● **The exercise**:
Reproduce every entry below precisely; do not include the pictures.

[Dataset entries on figures]

────────────────

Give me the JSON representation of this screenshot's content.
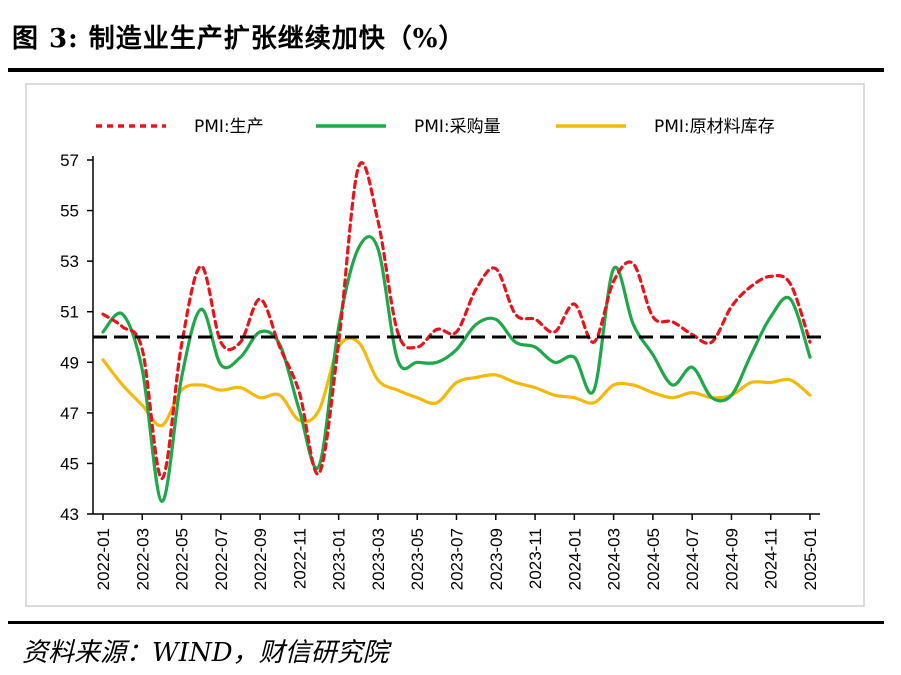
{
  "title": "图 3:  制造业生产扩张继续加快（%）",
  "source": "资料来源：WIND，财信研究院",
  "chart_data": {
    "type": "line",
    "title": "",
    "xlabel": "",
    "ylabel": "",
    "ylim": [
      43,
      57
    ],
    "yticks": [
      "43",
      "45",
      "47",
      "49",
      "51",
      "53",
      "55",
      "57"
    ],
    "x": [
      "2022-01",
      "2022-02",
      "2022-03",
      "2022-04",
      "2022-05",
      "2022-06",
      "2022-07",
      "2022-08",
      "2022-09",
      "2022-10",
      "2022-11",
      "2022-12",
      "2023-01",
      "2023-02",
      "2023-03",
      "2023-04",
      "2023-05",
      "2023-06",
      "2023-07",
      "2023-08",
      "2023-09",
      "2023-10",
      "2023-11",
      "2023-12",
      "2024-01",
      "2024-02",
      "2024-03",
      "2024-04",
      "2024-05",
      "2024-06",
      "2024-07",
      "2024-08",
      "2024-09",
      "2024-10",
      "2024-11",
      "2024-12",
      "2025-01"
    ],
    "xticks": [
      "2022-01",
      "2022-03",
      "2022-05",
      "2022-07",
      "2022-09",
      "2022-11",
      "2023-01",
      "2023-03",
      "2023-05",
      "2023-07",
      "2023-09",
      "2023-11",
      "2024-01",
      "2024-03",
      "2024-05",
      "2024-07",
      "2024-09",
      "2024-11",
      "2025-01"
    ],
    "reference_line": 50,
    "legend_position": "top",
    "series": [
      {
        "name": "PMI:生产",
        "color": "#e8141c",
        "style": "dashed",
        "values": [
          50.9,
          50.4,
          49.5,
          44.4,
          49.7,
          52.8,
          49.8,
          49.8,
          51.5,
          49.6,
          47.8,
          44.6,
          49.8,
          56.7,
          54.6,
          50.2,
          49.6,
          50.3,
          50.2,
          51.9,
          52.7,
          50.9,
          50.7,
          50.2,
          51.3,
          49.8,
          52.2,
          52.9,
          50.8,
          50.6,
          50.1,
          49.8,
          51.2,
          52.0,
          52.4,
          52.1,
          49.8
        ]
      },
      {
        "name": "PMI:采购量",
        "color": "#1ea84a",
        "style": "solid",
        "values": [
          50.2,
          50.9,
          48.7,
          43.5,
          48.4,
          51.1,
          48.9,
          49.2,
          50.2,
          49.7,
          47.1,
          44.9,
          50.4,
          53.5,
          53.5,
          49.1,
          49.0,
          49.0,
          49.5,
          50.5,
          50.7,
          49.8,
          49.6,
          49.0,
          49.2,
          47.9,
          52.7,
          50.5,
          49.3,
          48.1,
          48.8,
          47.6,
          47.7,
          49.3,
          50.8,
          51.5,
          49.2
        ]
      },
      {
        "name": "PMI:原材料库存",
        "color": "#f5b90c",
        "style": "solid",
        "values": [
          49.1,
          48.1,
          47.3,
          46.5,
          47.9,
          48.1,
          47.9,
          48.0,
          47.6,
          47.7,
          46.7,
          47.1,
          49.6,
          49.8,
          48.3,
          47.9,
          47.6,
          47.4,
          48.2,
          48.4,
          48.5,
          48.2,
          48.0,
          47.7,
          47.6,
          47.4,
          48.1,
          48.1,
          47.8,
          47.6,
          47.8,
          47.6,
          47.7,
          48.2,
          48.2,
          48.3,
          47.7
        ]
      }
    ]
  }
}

────────────────

● **Exercise response**:
Give me the JSON representation of this screenshot's content.
{
  "title": "图 3:  制造业生产扩张继续加快（%）",
  "source": "资料来源：WIND，财信研究院",
  "chart_data": {
    "type": "line",
    "title": "",
    "xlabel": "",
    "ylabel": "",
    "ylim": [
      43,
      57
    ],
    "yticks": [
      "43",
      "45",
      "47",
      "49",
      "51",
      "53",
      "55",
      "57"
    ],
    "x": [
      "2022-01",
      "2022-02",
      "2022-03",
      "2022-04",
      "2022-05",
      "2022-06",
      "2022-07",
      "2022-08",
      "2022-09",
      "2022-10",
      "2022-11",
      "2022-12",
      "2023-01",
      "2023-02",
      "2023-03",
      "2023-04",
      "2023-05",
      "2023-06",
      "2023-07",
      "2023-08",
      "2023-09",
      "2023-10",
      "2023-11",
      "2023-12",
      "2024-01",
      "2024-02",
      "2024-03",
      "2024-04",
      "2024-05",
      "2024-06",
      "2024-07",
      "2024-08",
      "2024-09",
      "2024-10",
      "2024-11",
      "2024-12",
      "2025-01"
    ],
    "xticks": [
      "2022-01",
      "2022-03",
      "2022-05",
      "2022-07",
      "2022-09",
      "2022-11",
      "2023-01",
      "2023-03",
      "2023-05",
      "2023-07",
      "2023-09",
      "2023-11",
      "2024-01",
      "2024-03",
      "2024-05",
      "2024-07",
      "2024-09",
      "2024-11",
      "2025-01"
    ],
    "reference_line": 50,
    "legend_position": "top",
    "series": [
      {
        "name": "PMI:生产",
        "color": "#e8141c",
        "style": "dashed",
        "values": [
          50.9,
          50.4,
          49.5,
          44.4,
          49.7,
          52.8,
          49.8,
          49.8,
          51.5,
          49.6,
          47.8,
          44.6,
          49.8,
          56.7,
          54.6,
          50.2,
          49.6,
          50.3,
          50.2,
          51.9,
          52.7,
          50.9,
          50.7,
          50.2,
          51.3,
          49.8,
          52.2,
          52.9,
          50.8,
          50.6,
          50.1,
          49.8,
          51.2,
          52.0,
          52.4,
          52.1,
          49.8
        ]
      },
      {
        "name": "PMI:采购量",
        "color": "#1ea84a",
        "style": "solid",
        "values": [
          50.2,
          50.9,
          48.7,
          43.5,
          48.4,
          51.1,
          48.9,
          49.2,
          50.2,
          49.7,
          47.1,
          44.9,
          50.4,
          53.5,
          53.5,
          49.1,
          49.0,
          49.0,
          49.5,
          50.5,
          50.7,
          49.8,
          49.6,
          49.0,
          49.2,
          47.9,
          52.7,
          50.5,
          49.3,
          48.1,
          48.8,
          47.6,
          47.7,
          49.3,
          50.8,
          51.5,
          49.2
        ]
      },
      {
        "name": "PMI:原材料库存",
        "color": "#f5b90c",
        "style": "solid",
        "values": [
          49.1,
          48.1,
          47.3,
          46.5,
          47.9,
          48.1,
          47.9,
          48.0,
          47.6,
          47.7,
          46.7,
          47.1,
          49.6,
          49.8,
          48.3,
          47.9,
          47.6,
          47.4,
          48.2,
          48.4,
          48.5,
          48.2,
          48.0,
          47.7,
          47.6,
          47.4,
          48.1,
          48.1,
          47.8,
          47.6,
          47.8,
          47.6,
          47.7,
          48.2,
          48.2,
          48.3,
          47.7
        ]
      }
    ]
  }
}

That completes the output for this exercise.